### The exercise
Each entry in the listing below should be restated word for word.

Records excerpted from a collection
■ ■ ■ ■

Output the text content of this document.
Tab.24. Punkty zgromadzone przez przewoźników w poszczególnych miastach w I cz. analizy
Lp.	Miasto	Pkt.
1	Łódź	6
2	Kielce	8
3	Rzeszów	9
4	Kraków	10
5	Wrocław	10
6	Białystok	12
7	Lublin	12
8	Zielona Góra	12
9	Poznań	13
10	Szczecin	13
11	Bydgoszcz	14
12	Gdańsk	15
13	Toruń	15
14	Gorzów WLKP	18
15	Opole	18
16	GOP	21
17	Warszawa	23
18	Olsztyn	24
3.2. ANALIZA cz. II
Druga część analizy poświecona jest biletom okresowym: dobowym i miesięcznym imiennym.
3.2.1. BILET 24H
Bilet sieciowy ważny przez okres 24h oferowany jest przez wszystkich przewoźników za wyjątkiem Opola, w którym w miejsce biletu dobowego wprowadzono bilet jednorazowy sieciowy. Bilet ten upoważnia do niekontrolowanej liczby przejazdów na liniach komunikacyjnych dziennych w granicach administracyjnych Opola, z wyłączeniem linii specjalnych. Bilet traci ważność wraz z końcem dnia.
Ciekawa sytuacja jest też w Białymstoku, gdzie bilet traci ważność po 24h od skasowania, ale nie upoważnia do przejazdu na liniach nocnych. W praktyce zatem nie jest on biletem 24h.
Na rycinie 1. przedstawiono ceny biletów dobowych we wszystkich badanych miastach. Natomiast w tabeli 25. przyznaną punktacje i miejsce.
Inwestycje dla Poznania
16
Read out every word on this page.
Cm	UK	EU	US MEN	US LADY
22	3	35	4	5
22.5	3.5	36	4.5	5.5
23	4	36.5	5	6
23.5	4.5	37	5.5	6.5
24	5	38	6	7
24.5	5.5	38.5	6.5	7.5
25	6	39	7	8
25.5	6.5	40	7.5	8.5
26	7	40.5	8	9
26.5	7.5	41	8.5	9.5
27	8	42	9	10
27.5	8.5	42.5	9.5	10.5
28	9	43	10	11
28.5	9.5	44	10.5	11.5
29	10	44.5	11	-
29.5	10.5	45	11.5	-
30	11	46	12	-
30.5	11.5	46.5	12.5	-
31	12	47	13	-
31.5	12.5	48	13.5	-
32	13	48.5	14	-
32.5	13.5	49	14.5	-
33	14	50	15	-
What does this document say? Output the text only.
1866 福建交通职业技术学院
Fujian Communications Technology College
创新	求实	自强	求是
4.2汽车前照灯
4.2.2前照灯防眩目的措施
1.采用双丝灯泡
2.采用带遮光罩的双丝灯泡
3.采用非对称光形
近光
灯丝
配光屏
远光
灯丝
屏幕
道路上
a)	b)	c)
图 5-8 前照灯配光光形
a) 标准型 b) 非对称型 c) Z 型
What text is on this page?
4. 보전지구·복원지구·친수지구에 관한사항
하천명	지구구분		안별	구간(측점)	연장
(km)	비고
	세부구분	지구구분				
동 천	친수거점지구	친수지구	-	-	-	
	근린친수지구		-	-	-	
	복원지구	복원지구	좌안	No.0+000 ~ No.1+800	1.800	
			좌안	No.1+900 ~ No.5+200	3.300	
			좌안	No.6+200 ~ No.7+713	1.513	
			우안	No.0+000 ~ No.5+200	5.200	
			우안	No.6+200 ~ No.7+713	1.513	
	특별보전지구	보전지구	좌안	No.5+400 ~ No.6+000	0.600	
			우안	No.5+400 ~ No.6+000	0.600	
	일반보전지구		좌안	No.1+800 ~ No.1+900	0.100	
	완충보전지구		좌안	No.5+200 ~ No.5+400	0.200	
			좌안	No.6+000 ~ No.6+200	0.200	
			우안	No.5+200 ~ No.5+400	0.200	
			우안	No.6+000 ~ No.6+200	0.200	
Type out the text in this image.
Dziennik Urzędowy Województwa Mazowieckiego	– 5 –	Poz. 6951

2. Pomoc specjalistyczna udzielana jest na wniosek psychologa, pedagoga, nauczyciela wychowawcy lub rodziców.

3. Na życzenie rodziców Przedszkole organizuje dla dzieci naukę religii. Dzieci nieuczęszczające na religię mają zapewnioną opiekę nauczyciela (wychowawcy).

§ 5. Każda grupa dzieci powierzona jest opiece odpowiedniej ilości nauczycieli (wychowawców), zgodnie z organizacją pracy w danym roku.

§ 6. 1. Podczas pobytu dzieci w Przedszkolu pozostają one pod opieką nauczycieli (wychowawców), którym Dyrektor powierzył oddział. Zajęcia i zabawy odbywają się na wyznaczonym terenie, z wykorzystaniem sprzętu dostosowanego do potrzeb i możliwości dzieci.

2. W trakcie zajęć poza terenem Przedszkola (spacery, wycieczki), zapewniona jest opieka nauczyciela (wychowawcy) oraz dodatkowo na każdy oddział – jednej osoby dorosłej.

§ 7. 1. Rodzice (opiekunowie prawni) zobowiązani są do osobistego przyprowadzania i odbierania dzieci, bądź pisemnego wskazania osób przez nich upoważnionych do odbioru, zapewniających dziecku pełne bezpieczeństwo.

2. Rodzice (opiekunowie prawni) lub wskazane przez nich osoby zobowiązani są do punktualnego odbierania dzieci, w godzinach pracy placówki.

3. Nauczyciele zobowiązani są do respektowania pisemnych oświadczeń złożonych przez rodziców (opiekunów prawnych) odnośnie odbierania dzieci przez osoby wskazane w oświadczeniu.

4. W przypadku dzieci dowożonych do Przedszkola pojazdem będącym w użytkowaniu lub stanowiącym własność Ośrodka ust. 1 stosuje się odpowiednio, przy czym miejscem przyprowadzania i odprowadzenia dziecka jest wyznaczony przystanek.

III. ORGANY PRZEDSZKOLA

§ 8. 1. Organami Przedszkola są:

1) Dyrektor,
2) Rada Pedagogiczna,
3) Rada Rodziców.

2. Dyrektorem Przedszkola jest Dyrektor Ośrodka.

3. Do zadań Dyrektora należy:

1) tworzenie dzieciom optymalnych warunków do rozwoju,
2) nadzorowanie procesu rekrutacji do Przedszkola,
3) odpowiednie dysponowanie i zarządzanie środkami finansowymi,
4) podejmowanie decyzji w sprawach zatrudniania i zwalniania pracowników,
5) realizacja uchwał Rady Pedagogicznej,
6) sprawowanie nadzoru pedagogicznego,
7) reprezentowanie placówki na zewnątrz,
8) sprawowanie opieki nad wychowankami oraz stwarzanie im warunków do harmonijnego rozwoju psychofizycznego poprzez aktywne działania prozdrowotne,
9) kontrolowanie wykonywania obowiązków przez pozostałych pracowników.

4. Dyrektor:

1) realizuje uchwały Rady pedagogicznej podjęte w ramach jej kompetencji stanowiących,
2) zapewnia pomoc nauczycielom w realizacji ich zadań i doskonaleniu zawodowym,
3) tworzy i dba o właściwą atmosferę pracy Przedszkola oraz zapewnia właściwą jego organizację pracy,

■ ■ ■ ■

### Solution for this exercise
Output the text content of this document.
Tab.24. Punkty zgromadzone przez przewoźników w poszczególnych miastach w I cz. analizy
Lp.	Miasto	Pkt.
1	Łódź	6
2	Kielce	8
3	Rzeszów	9
4	Kraków	10
5	Wrocław	10
6	Białystok	12
7	Lublin	12
8	Zielona Góra	12
9	Poznań	13
10	Szczecin	13
11	Bydgoszcz	14
12	Gdańsk	15
13	Toruń	15
14	Gorzów WLKP	18
15	Opole	18
16	GOP	21
17	Warszawa	23
18	Olsztyn	24
3.2. ANALIZA cz. II
Druga część analizy poświecona jest biletom okresowym: dobowym i miesięcznym imiennym.
3.2.1. BILET 24H
Bilet sieciowy ważny przez okres 24h oferowany jest przez wszystkich przewoźników za wyjątkiem Opola, w którym w miejsce biletu dobowego wprowadzono bilet jednorazowy sieciowy. Bilet ten upoważnia do niekontrolowanej liczby przejazdów na liniach komunikacyjnych dziennych w granicach administracyjnych Opola, z wyłączeniem linii specjalnych. Bilet traci ważność wraz z końcem dnia.
Ciekawa sytuacja jest też w Białymstoku, gdzie bilet traci ważność po 24h od skasowania, ale nie upoważnia do przejazdu na liniach nocnych. W praktyce zatem nie jest on biletem 24h.
Na rycinie 1. przedstawiono ceny biletów dobowych we wszystkich badanych miastach. Natomiast w tabeli 25. przyznaną punktacje i miejsce.
Inwestycje dla Poznania
16
Read out every word on this page.
Cm	UK	EU	US MEN	US LADY
22	3	35	4	5
22.5	3.5	36	4.5	5.5
23	4	36.5	5	6
23.5	4.5	37	5.5	6.5
24	5	38	6	7
24.5	5.5	38.5	6.5	7.5
25	6	39	7	8
25.5	6.5	40	7.5	8.5
26	7	40.5	8	9
26.5	7.5	41	8.5	9.5
27	8	42	9	10
27.5	8.5	42.5	9.5	10.5
28	9	43	10	11
28.5	9.5	44	10.5	11.5
29	10	44.5	11	-
29.5	10.5	45	11.5	-
30	11	46	12	-
30.5	11.5	46.5	12.5	-
31	12	47	13	-
31.5	12.5	48	13.5	-
32	13	48.5	14	-
32.5	13.5	49	14.5	-
33	14	50	15	-
What does this document say? Output the text only.
1866 福建交通职业技术学院
Fujian Communications Technology College
创新	求实	自强	求是
4.2汽车前照灯
4.2.2前照灯防眩目的措施
1.采用双丝灯泡
2.采用带遮光罩的双丝灯泡
3.采用非对称光形
近光
灯丝
配光屏
远光
灯丝
屏幕
道路上
a)	b)	c)
图 5-8 前照灯配光光形
a) 标准型 b) 非对称型 c) Z 型
What text is on this page?
4. 보전지구·복원지구·친수지구에 관한사항
하천명	지구구분		안별	구간(측점)	연장
(km)	비고
	세부구분	지구구분				
동 천	친수거점지구	친수지구	-	-	-	
	근린친수지구		-	-	-	
	복원지구	복원지구	좌안	No.0+000 ~ No.1+800	1.800	
			좌안	No.1+900 ~ No.5+200	3.300	
			좌안	No.6+200 ~ No.7+713	1.513	
			우안	No.0+000 ~ No.5+200	5.200	
			우안	No.6+200 ~ No.7+713	1.513	
	특별보전지구	보전지구	좌안	No.5+400 ~ No.6+000	0.600	
			우안	No.5+400 ~ No.6+000	0.600	
	일반보전지구		좌안	No.1+800 ~ No.1+900	0.100	
	완충보전지구		좌안	No.5+200 ~ No.5+400	0.200	
			좌안	No.6+000 ~ No.6+200	0.200	
			우안	No.5+200 ~ No.5+400	0.200	
			우안	No.6+000 ~ No.6+200	0.200	
Type out the text in this image.
Dziennik Urzędowy Województwa Mazowieckiego	– 5 –	Poz. 6951

2. Pomoc specjalistyczna udzielana jest na wniosek psychologa, pedagoga, nauczyciela wychowawcy lub rodziców.

3. Na życzenie rodziców Przedszkole organizuje dla dzieci naukę religii. Dzieci nieuczęszczające na religię mają zapewnioną opiekę nauczyciela (wychowawcy).

§ 5. Każda grupa dzieci powierzona jest opiece odpowiedniej ilości nauczycieli (wychowawców), zgodnie z organizacją pracy w danym roku.

§ 6. 1. Podczas pobytu dzieci w Przedszkolu pozostają one pod opieką nauczycieli (wychowawców), którym Dyrektor powierzył oddział. Zajęcia i zabawy odbywają się na wyznaczonym terenie, z wykorzystaniem sprzętu dostosowanego do potrzeb i możliwości dzieci.

2. W trakcie zajęć poza terenem Przedszkola (spacery, wycieczki), zapewniona jest opieka nauczyciela (wychowawcy) oraz dodatkowo na każdy oddział – jednej osoby dorosłej.

§ 7. 1. Rodzice (opiekunowie prawni) zobowiązani są do osobistego przyprowadzania i odbierania dzieci, bądź pisemnego wskazania osób przez nich upoważnionych do odbioru, zapewniających dziecku pełne bezpieczeństwo.

2. Rodzice (opiekunowie prawni) lub wskazane przez nich osoby zobowiązani są do punktualnego odbierania dzieci, w godzinach pracy placówki.

3. Nauczyciele zobowiązani są do respektowania pisemnych oświadczeń złożonych przez rodziców (opiekunów prawnych) odnośnie odbierania dzieci przez osoby wskazane w oświadczeniu.

4. W przypadku dzieci dowożonych do Przedszkola pojazdem będącym w użytkowaniu lub stanowiącym własność Ośrodka ust. 1 stosuje się odpowiednio, przy czym miejscem przyprowadzania i odprowadzenia dziecka jest wyznaczony przystanek.

III. ORGANY PRZEDSZKOLA

§ 8. 1. Organami Przedszkola są:

1) Dyrektor,
2) Rada Pedagogiczna,
3) Rada Rodziców.

2. Dyrektorem Przedszkola jest Dyrektor Ośrodka.

3. Do zadań Dyrektora należy:

1) tworzenie dzieciom optymalnych warunków do rozwoju,
2) nadzorowanie procesu rekrutacji do Przedszkola,
3) odpowiednie dysponowanie i zarządzanie środkami finansowymi,
4) podejmowanie decyzji w sprawach zatrudniania i zwalniania pracowników,
5) realizacja uchwał Rady Pedagogicznej,
6) sprawowanie nadzoru pedagogicznego,
7) reprezentowanie placówki na zewnątrz,
8) sprawowanie opieki nad wychowankami oraz stwarzanie im warunków do harmonijnego rozwoju psychofizycznego poprzez aktywne działania prozdrowotne,
9) kontrolowanie wykonywania obowiązków przez pozostałych pracowników.

4. Dyrektor:

1) realizuje uchwały Rady pedagogicznej podjęte w ramach jej kompetencji stanowiących,
2) zapewnia pomoc nauczycielom w realizacji ich zadań i doskonaleniu zawodowym,
3) tworzy i dba o właściwą atmosferę pracy Przedszkola oraz zapewnia właściwą jego organizację pracy,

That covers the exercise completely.